Look for the word "轨道数据" in the entries below, then copy every line that has it.

__Provided data__:

————

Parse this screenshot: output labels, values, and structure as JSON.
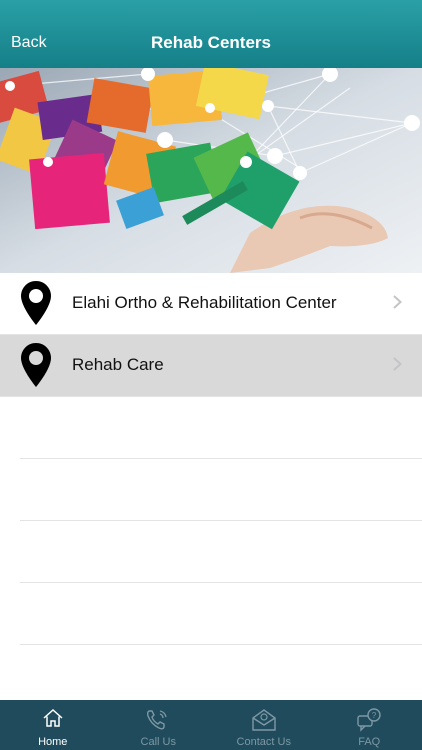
{
  "navbar": {
    "back_label": "Back",
    "title": "Rehab Centers"
  },
  "list": {
    "items": [
      {
        "label": "Elahi Ortho & Rehabilitation Center",
        "selected": false
      },
      {
        "label": "Rehab Care",
        "selected": true
      }
    ]
  },
  "tabbar": {
    "tabs": [
      {
        "label": "Home",
        "icon": "home-icon",
        "active": true
      },
      {
        "label": "Call Us",
        "icon": "phone-icon",
        "active": false
      },
      {
        "label": "Contact Us",
        "icon": "mail-icon",
        "active": false
      },
      {
        "label": "FAQ",
        "icon": "faq-chat-icon",
        "active": false
      }
    ]
  },
  "colors": {
    "navbar_top": "#2aa0a6",
    "navbar_bottom": "#157f88",
    "tabbar": "#1f4b5c",
    "selected_row": "#d9d9d9"
  }
}
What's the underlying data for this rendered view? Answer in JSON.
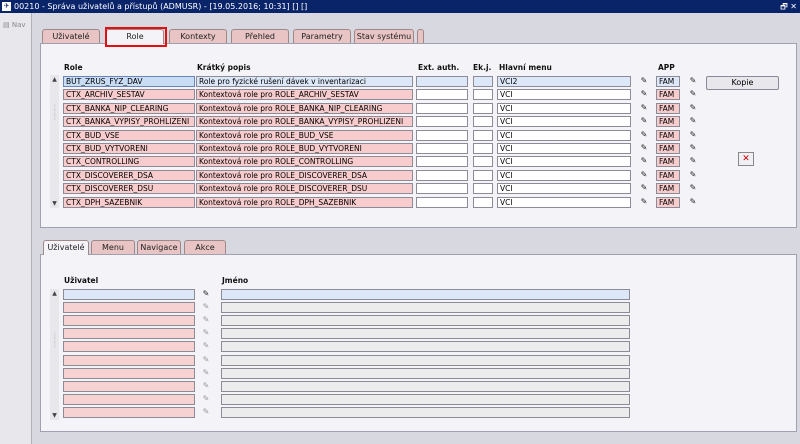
{
  "window": {
    "app_icon": "app-icon",
    "title": "00210 - Správa uživatelů a přístupů (ADMUSR) - [19.05.2016; 10:31] [] []",
    "controls": "restore-close-icons"
  },
  "nav": {
    "label": "Nav"
  },
  "top_tabs": [
    {
      "label": "Uživatelé"
    },
    {
      "label": "Role"
    },
    {
      "label": "Kontexty"
    },
    {
      "label": "Přehled"
    },
    {
      "label": "Parametry"
    },
    {
      "label": "Stav systému"
    }
  ],
  "roles_table": {
    "headers": {
      "role": "Role",
      "short_desc": "Krátký popis",
      "ext_auth": "Ext. auth.",
      "ekj": "Ek.j.",
      "main_menu": "Hlavní menu",
      "app": "APP"
    },
    "rows": [
      {
        "role": "BUT_ZRUS_FYZ_DAV",
        "desc": "Role pro fyzické rušení dávek v inventarizaci",
        "menu": "VCI2",
        "app": "FAM"
      },
      {
        "role": "CTX_ARCHIV_SESTAV",
        "desc": "Kontextová role pro ROLE_ARCHIV_SESTAV",
        "menu": "VCI",
        "app": "FAM"
      },
      {
        "role": "CTX_BANKA_NIP_CLEARING",
        "desc": "Kontextová role pro ROLE_BANKA_NIP_CLEARING",
        "menu": "VCI",
        "app": "FAM"
      },
      {
        "role": "CTX_BANKA_VYPISY_PROHLIZENI",
        "desc": "Kontextová role pro ROLE_BANKA_VYPISY_PROHLIZENI",
        "menu": "VCI",
        "app": "FAM"
      },
      {
        "role": "CTX_BUD_VSE",
        "desc": "Kontextová role pro ROLE_BUD_VSE",
        "menu": "VCI",
        "app": "FAM"
      },
      {
        "role": "CTX_BUD_VYTVORENI",
        "desc": "Kontextová role pro ROLE_BUD_VYTVORENI",
        "menu": "VCI",
        "app": "FAM"
      },
      {
        "role": "CTX_CONTROLLING",
        "desc": "Kontextová role pro ROLE_CONTROLLING",
        "menu": "VCI",
        "app": "FAM"
      },
      {
        "role": "CTX_DISCOVERER_DSA",
        "desc": "Kontextová role pro ROLE_DISCOVERER_DSA",
        "menu": "VCI",
        "app": "FAM"
      },
      {
        "role": "CTX_DISCOVERER_DSU",
        "desc": "Kontextová role pro ROLE_DISCOVERER_DSU",
        "menu": "VCI",
        "app": "FAM"
      },
      {
        "role": "CTX_DPH_SAZEBNIK",
        "desc": "Kontextová role pro ROLE_DPH_SAZEBNIK",
        "menu": "VCI",
        "app": "FAM"
      }
    ],
    "copy_button": "Kopie",
    "delete_icon": "delete-record-icon",
    "edit_icon": "edit-icon"
  },
  "bottom_tabs": [
    {
      "label": "Uživatelé"
    },
    {
      "label": "Menu"
    },
    {
      "label": "Navigace"
    },
    {
      "label": "Akce"
    }
  ],
  "users_table": {
    "headers": {
      "user": "Uživatel",
      "name": "Jméno"
    },
    "row_count": 10
  },
  "colors": {
    "title_bar": "#0a246a",
    "required_field": "#f8cccc",
    "selected_field": "#c8dcf4",
    "highlight": "#e41010"
  }
}
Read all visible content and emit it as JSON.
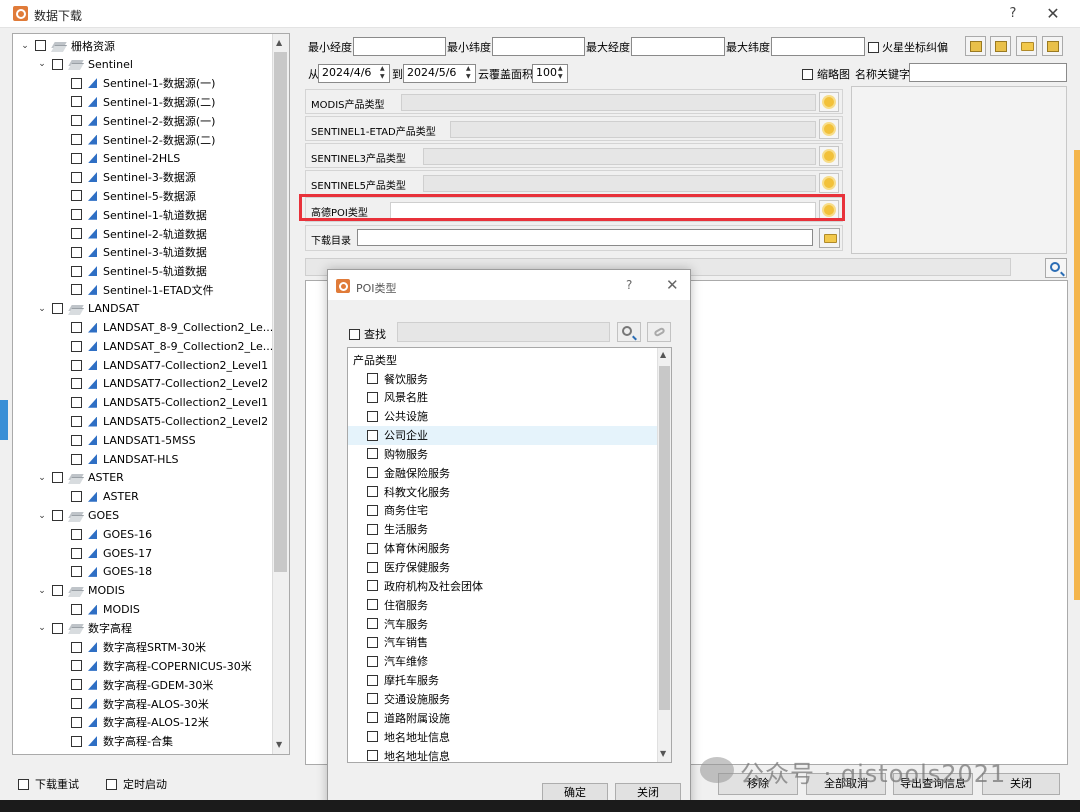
{
  "window": {
    "title": "数据下载",
    "help": "?",
    "close": "✕"
  },
  "tree": {
    "items": [
      {
        "label": "栅格资源",
        "level": 0,
        "icon": "layers",
        "expanded": true
      },
      {
        "label": "Sentinel",
        "level": 1,
        "icon": "layers",
        "expanded": true
      },
      {
        "label": "Sentinel-1-数据源(一)",
        "level": 2,
        "icon": "raster"
      },
      {
        "label": "Sentinel-1-数据源(二)",
        "level": 2,
        "icon": "raster"
      },
      {
        "label": "Sentinel-2-数据源(一)",
        "level": 2,
        "icon": "raster"
      },
      {
        "label": "Sentinel-2-数据源(二)",
        "level": 2,
        "icon": "raster"
      },
      {
        "label": "Sentinel-2HLS",
        "level": 2,
        "icon": "raster"
      },
      {
        "label": "Sentinel-3-数据源",
        "level": 2,
        "icon": "raster"
      },
      {
        "label": "Sentinel-5-数据源",
        "level": 2,
        "icon": "raster"
      },
      {
        "label": "Sentinel-1-轨道数据",
        "level": 2,
        "icon": "raster"
      },
      {
        "label": "Sentinel-2-轨道数据",
        "level": 2,
        "icon": "raster"
      },
      {
        "label": "Sentinel-3-轨道数据",
        "level": 2,
        "icon": "raster"
      },
      {
        "label": "Sentinel-5-轨道数据",
        "level": 2,
        "icon": "raster"
      },
      {
        "label": "Sentinel-1-ETAD文件",
        "level": 2,
        "icon": "raster"
      },
      {
        "label": "LANDSAT",
        "level": 1,
        "icon": "layers",
        "expanded": true
      },
      {
        "label": "LANDSAT_8-9_Collection2_Le...",
        "level": 2,
        "icon": "raster"
      },
      {
        "label": "LANDSAT_8-9_Collection2_Le...",
        "level": 2,
        "icon": "raster"
      },
      {
        "label": "LANDSAT7-Collection2_Level1",
        "level": 2,
        "icon": "raster"
      },
      {
        "label": "LANDSAT7-Collection2_Level2",
        "level": 2,
        "icon": "raster"
      },
      {
        "label": "LANDSAT5-Collection2_Level1",
        "level": 2,
        "icon": "raster"
      },
      {
        "label": "LANDSAT5-Collection2_Level2",
        "level": 2,
        "icon": "raster"
      },
      {
        "label": "LANDSAT1-5MSS",
        "level": 2,
        "icon": "raster"
      },
      {
        "label": "LANDSAT-HLS",
        "level": 2,
        "icon": "raster"
      },
      {
        "label": "ASTER",
        "level": 1,
        "icon": "layers",
        "expanded": true
      },
      {
        "label": "ASTER",
        "level": 2,
        "icon": "raster"
      },
      {
        "label": "GOES",
        "level": 1,
        "icon": "layers",
        "expanded": true
      },
      {
        "label": "GOES-16",
        "level": 2,
        "icon": "raster"
      },
      {
        "label": "GOES-17",
        "level": 2,
        "icon": "raster"
      },
      {
        "label": "GOES-18",
        "level": 2,
        "icon": "raster"
      },
      {
        "label": "MODIS",
        "level": 1,
        "icon": "layers",
        "expanded": true
      },
      {
        "label": "MODIS",
        "level": 2,
        "icon": "raster"
      },
      {
        "label": "数字高程",
        "level": 1,
        "icon": "layers",
        "expanded": true
      },
      {
        "label": "数字高程SRTM-30米",
        "level": 2,
        "icon": "raster"
      },
      {
        "label": "数字高程-COPERNICUS-30米",
        "level": 2,
        "icon": "raster"
      },
      {
        "label": "数字高程-GDEM-30米",
        "level": 2,
        "icon": "raster"
      },
      {
        "label": "数字高程-ALOS-30米",
        "level": 2,
        "icon": "raster"
      },
      {
        "label": "数字高程-ALOS-12米",
        "level": 2,
        "icon": "raster"
      },
      {
        "label": "数字高程-合集",
        "level": 2,
        "icon": "raster"
      }
    ]
  },
  "bottom_left": {
    "retry_label": "下载重试",
    "timer_label": "定时启动"
  },
  "params": {
    "min_lon_label": "最小经度",
    "min_lat_label": "最小纬度",
    "max_lon_label": "最大经度",
    "max_lat_label": "最大纬度",
    "mars_label": "火星坐标纠偏",
    "from_label": "从",
    "from_date": "2024/4/6",
    "to_label": "到",
    "to_date": "2024/5/6",
    "cloud_label": "云覆盖面积",
    "cloud_value": "100",
    "thumb_label": "缩略图",
    "name_kw_label": "名称关键字"
  },
  "products": [
    {
      "label": "MODIS产品类型"
    },
    {
      "label": "SENTINEL1-ETAD产品类型"
    },
    {
      "label": "SENTINEL3产品类型"
    },
    {
      "label": "SENTINEL5产品类型"
    },
    {
      "label": "高德POI类型"
    }
  ],
  "download_dir_label": "下载目录",
  "bottom_buttons": {
    "remove": "移除",
    "cancel_all": "全部取消",
    "export": "导出查询信息",
    "close": "关闭"
  },
  "watermark": "公众号 · gistools2021",
  "dialog": {
    "title": "POI类型",
    "help": "?",
    "close": "✕",
    "search_label": "查找",
    "list_header": "产品类型",
    "items": [
      "餐饮服务",
      "风景名胜",
      "公共设施",
      "公司企业",
      "购物服务",
      "金融保险服务",
      "科教文化服务",
      "商务住宅",
      "生活服务",
      "体育休闲服务",
      "医疗保健服务",
      "政府机构及社会团体",
      "住宿服务",
      "汽车服务",
      "汽车销售",
      "汽车维修",
      "摩托车服务",
      "交通设施服务",
      "道路附属设施",
      "地名地址信息",
      "地名地址信息"
    ],
    "selected_index": 3,
    "ok": "确定",
    "close_btn": "关闭"
  },
  "colors": {
    "highlight": "#e8313a",
    "accent": "#2b6db5"
  }
}
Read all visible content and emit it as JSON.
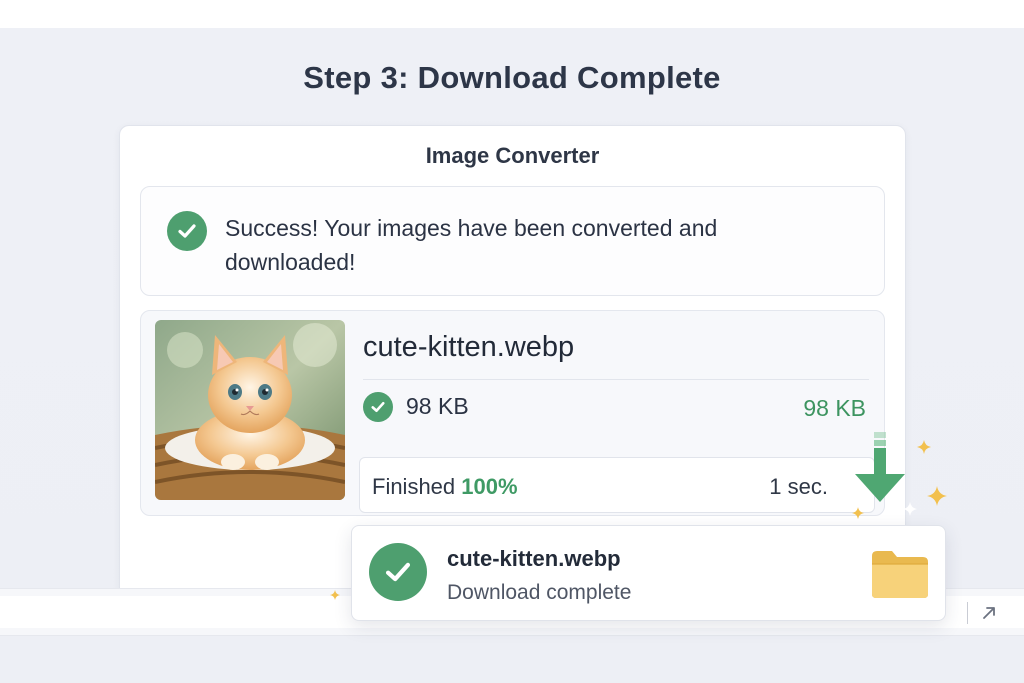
{
  "page": {
    "step_title": "Step 3: Download Complete"
  },
  "converter": {
    "title": "Image Converter",
    "success_message": "Success! Your images have been converted and downloaded!",
    "file": {
      "name": "cute-kitten.webp",
      "size_original": "98 KB",
      "size_converted": "98 KB",
      "progress_label": "Finished",
      "progress_percent": "100%",
      "elapsed": "1 sec."
    }
  },
  "download_toast": {
    "file_name": "cute-kitten.webp",
    "status": "Download complete"
  },
  "colors": {
    "success_green": "#4e9f6f",
    "accent_green_text": "#3d9460",
    "folder_yellow": "#f7d27a",
    "background": "#eef0f6"
  },
  "icons": {
    "success": "check-circle-icon",
    "download": "download-arrow-icon",
    "folder": "folder-icon",
    "expand": "expand-arrow-icon"
  }
}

————

__Problem solution__:
        "label": "Sentinel-1-轨道数据",
        "label": "Sentinel-2-轨道数据",
        "label": "Sentinel-3-轨道数据",
        "label": "Sentinel-5-轨道数据",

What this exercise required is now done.